Problem to work on. Only the pictures stay out; every record is to be quoted exactly.

Input records.
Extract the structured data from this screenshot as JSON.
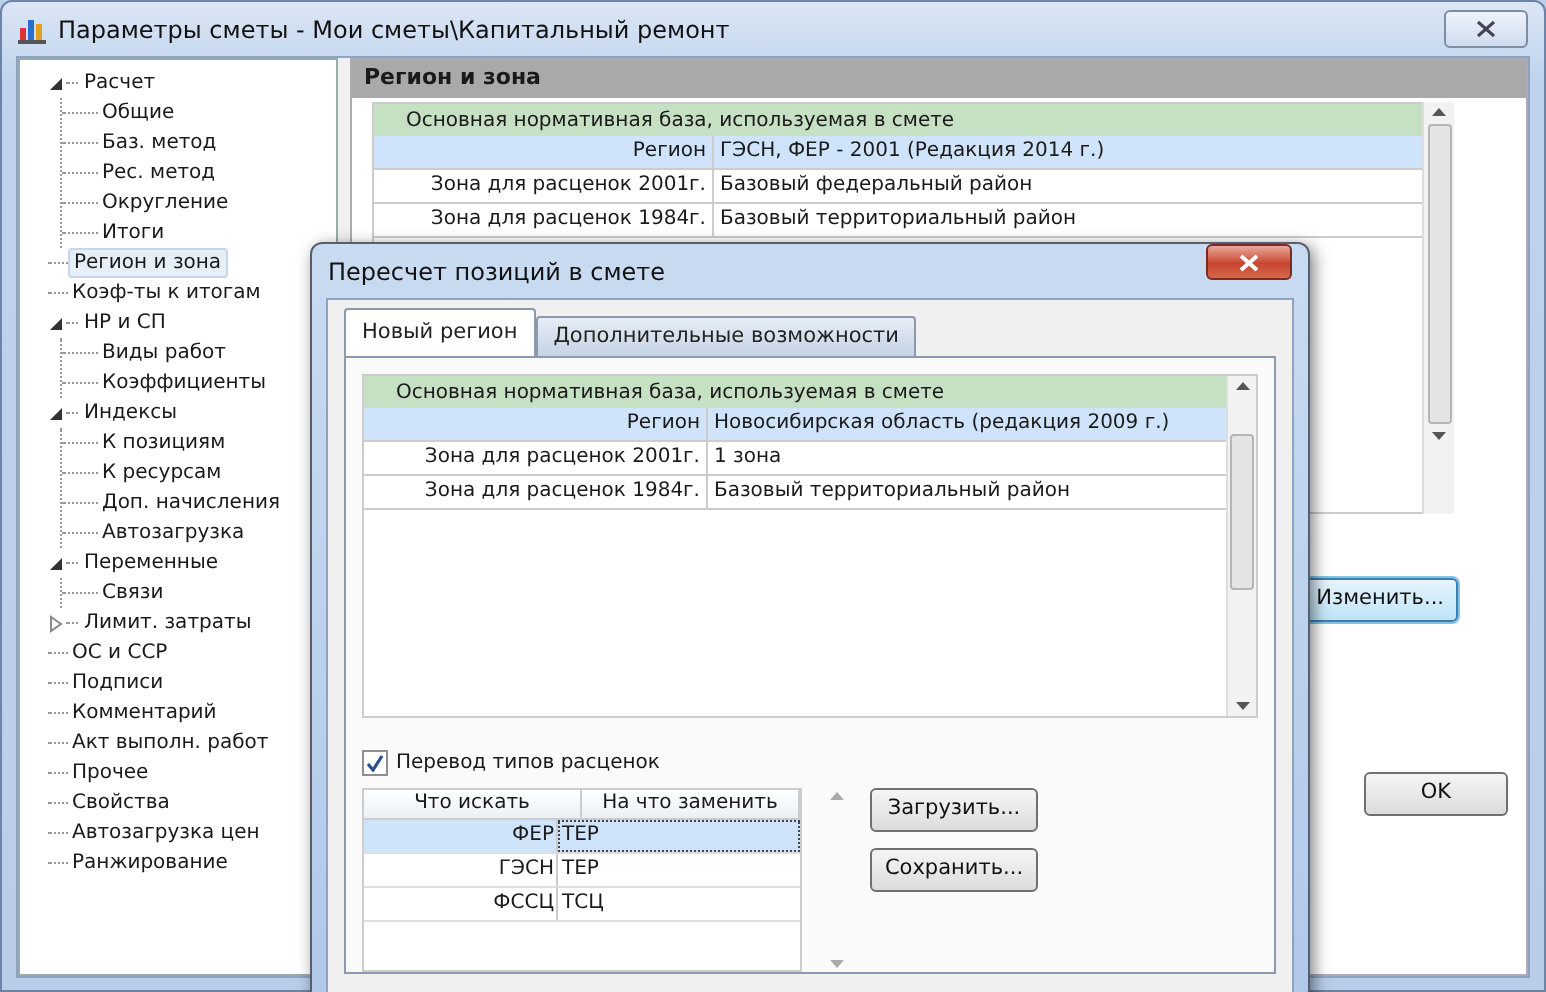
{
  "window": {
    "title": "Параметры сметы - Мои сметы\\Капитальный ремонт"
  },
  "tree": [
    {
      "label": "Расчет",
      "expanded": true,
      "selected": false,
      "children": [
        {
          "label": "Общие",
          "selected": false
        },
        {
          "label": "Баз. метод",
          "selected": false
        },
        {
          "label": "Рес. метод",
          "selected": false
        },
        {
          "label": "Округление",
          "selected": false
        },
        {
          "label": "Итоги",
          "selected": false
        }
      ]
    },
    {
      "label": "Регион и зона",
      "selected": true
    },
    {
      "label": "Коэф-ты к итогам",
      "selected": false
    },
    {
      "label": "НР и СП",
      "expanded": true,
      "selected": false,
      "children": [
        {
          "label": "Виды работ",
          "selected": false
        },
        {
          "label": "Коэффициенты",
          "selected": false
        }
      ]
    },
    {
      "label": "Индексы",
      "expanded": true,
      "selected": false,
      "children": [
        {
          "label": "К позициям",
          "selected": false
        },
        {
          "label": "К ресурсам",
          "selected": false
        },
        {
          "label": "Доп. начисления",
          "selected": false
        },
        {
          "label": "Автозагрузка",
          "selected": false
        }
      ]
    },
    {
      "label": "Переменные",
      "expanded": true,
      "selected": false,
      "children": [
        {
          "label": "Связи",
          "selected": false
        }
      ]
    },
    {
      "label": "Лимит. затраты",
      "expanded": false,
      "selected": false
    },
    {
      "label": "ОС и ССР",
      "selected": false
    },
    {
      "label": "Подписи",
      "selected": false
    },
    {
      "label": "Комментарий",
      "selected": false
    },
    {
      "label": "Акт выполн. работ",
      "selected": false
    },
    {
      "label": "Прочее",
      "selected": false
    },
    {
      "label": "Свойства",
      "selected": false
    },
    {
      "label": "Автозагрузка цен",
      "selected": false
    },
    {
      "label": "Ранжирование",
      "selected": false
    }
  ],
  "panel": {
    "title": "Регион и зона",
    "table": {
      "group": "Основная нормативная база, используемая в смете",
      "rows": [
        {
          "label": "Регион",
          "value": "ГЭСН, ФЕР - 2001 (Редакция 2014 г.)",
          "selected": true
        },
        {
          "label": "Зона для расценок 2001г.",
          "value": "Базовый федеральный район",
          "selected": false
        },
        {
          "label": "Зона для расценок 1984г.",
          "value": "Базовый территориальный район",
          "selected": false
        }
      ]
    },
    "button": "Изменить..."
  },
  "footer_button": "OK",
  "dialog": {
    "title": "Пересчет позиций в смете",
    "tabs": [
      {
        "label": "Новый регион",
        "selected": true
      },
      {
        "label": "Дополнительные возможности",
        "selected": false
      }
    ],
    "table": {
      "group": "Основная нормативная база, используемая в смете",
      "rows": [
        {
          "label": "Регион",
          "value": "Новосибирская область (редакция 2009 г.)",
          "selected": true
        },
        {
          "label": "Зона для расценок 2001г.",
          "value": "1 зона",
          "selected": false
        },
        {
          "label": "Зона для расценок 1984г.",
          "value": "Базовый территориальный район",
          "selected": false
        }
      ]
    },
    "convert": {
      "label": "Перевод типов расценок",
      "checked": true
    },
    "mapping": {
      "columns": [
        "Что искать",
        "На что заменить"
      ],
      "rows": [
        {
          "find": "ФЕР",
          "replace": "ТЕР",
          "selected": true
        },
        {
          "find": "ГЭСН",
          "replace": "ТЕР",
          "selected": false
        },
        {
          "find": "ФССЦ",
          "replace": "ТСЦ",
          "selected": false
        }
      ]
    },
    "buttons": [
      "Загрузить...",
      "Сохранить..."
    ]
  }
}
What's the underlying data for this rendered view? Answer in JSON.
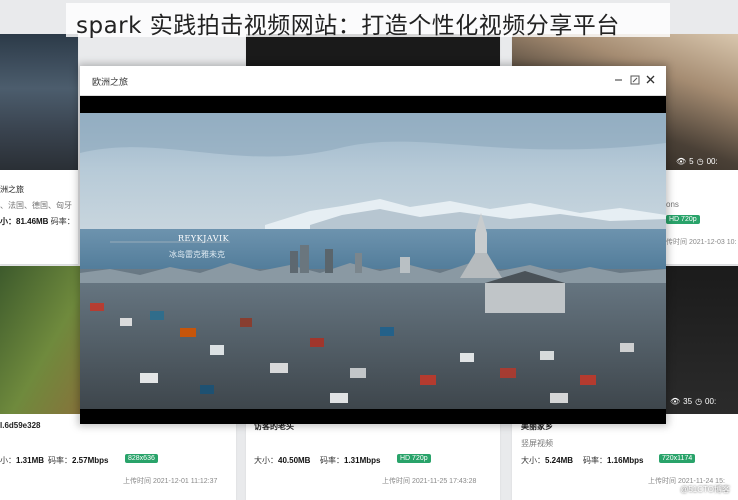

Output of the task.
Extract the structured data from this screenshot as JSON.
{
  "window": {
    "title": "Параметры сметы - Мои сметы\\Капитальный ремонт"
  },
  "tree": [
    {
      "label": "Расчет",
      "expanded": true,
      "selected": false,
      "children": [
        {
          "label": "Общие",
          "selected": false
        },
        {
          "label": "Баз. метод",
          "selected": false
        },
        {
          "label": "Рес. метод",
          "selected": false
        },
        {
          "label": "Округление",
          "selected": false
        },
        {
          "label": "Итоги",
          "selected": false
        }
      ]
    },
    {
      "label": "Регион и зона",
      "selected": true
    },
    {
      "label": "Коэф-ты к итогам",
      "selected": false
    },
    {
      "label": "НР и СП",
      "expanded": true,
      "selected": false,
      "children": [
        {
          "label": "Виды работ",
          "selected": false
        },
        {
          "label": "Коэффициенты",
          "selected": false
        }
      ]
    },
    {
      "label": "Индексы",
      "expanded": true,
      "selected": false,
      "children": [
        {
          "label": "К позициям",
          "selected": false
        },
        {
          "label": "К ресурсам",
          "selected": false
        },
        {
          "label": "Доп. начисления",
          "selected": false
        },
        {
          "label": "Автозагрузка",
          "selected": false
        }
      ]
    },
    {
      "label": "Переменные",
      "expanded": true,
      "selected": false,
      "children": [
        {
          "label": "Связи",
          "selected": false
        }
      ]
    },
    {
      "label": "Лимит. затраты",
      "expanded": false,
      "selected": false
    },
    {
      "label": "ОС и ССР",
      "selected": false
    },
    {
      "label": "Подписи",
      "selected": false
    },
    {
      "label": "Комментарий",
      "selected": false
    },
    {
      "label": "Акт выполн. работ",
      "selected": false
    },
    {
      "label": "Прочее",
      "selected": false
    },
    {
      "label": "Свойства",
      "selected": false
    },
    {
      "label": "Автозагрузка цен",
      "selected": false
    },
    {
      "label": "Ранжирование",
      "selected": false
    }
  ],
  "panel": {
    "title": "Регион и зона",
    "table": {
      "group": "Основная нормативная база, используемая в смете",
      "rows": [
        {
          "label": "Регион",
          "value": "ГЭСН, ФЕР - 2001 (Редакция 2014 г.)",
          "selected": true
        },
        {
          "label": "Зона для расценок 2001г.",
          "value": "Базовый федеральный район",
          "selected": false
        },
        {
          "label": "Зона для расценок 1984г.",
          "value": "Базовый территориальный район",
          "selected": false
        }
      ]
    },
    "button": "Изменить..."
  },
  "footer_button": "OK",
  "dialog": {
    "title": "Пересчет позиций в смете",
    "tabs": [
      {
        "label": "Новый регион",
        "selected": true
      },
      {
        "label": "Дополнительные возможности",
        "selected": false
      }
    ],
    "table": {
      "group": "Основная нормативная база, используемая в смете",
      "rows": [
        {
          "label": "Регион",
          "value": "Новосибирская область (редакция 2009 г.)",
          "selected": true
        },
        {
          "label": "Зона для расценок 2001г.",
          "value": "1 зона",
          "selected": false
        },
        {
          "label": "Зона для расценок 1984г.",
          "value": "Базовый территориальный район",
          "selected": false
        }
      ]
    },
    "convert": {
      "label": "Перевод типов расценок",
      "checked": true
    },
    "mapping": {
      "columns": [
        "Что искать",
        "На что заменить"
      ],
      "rows": [
        {
          "find": "ФЕР",
          "replace": "ТЕР",
          "selected": true
        },
        {
          "find": "ГЭСН",
          "replace": "ТЕР",
          "selected": false
        },
        {
          "find": "ФССЦ",
          "replace": "ТСЦ",
          "selected": false
        }
      ]
    },
    "buttons": [
      "Загрузить...",
      "Сохранить..."
    ]
  }
}
What's the underlying data for this rendered view? Answer in JSON.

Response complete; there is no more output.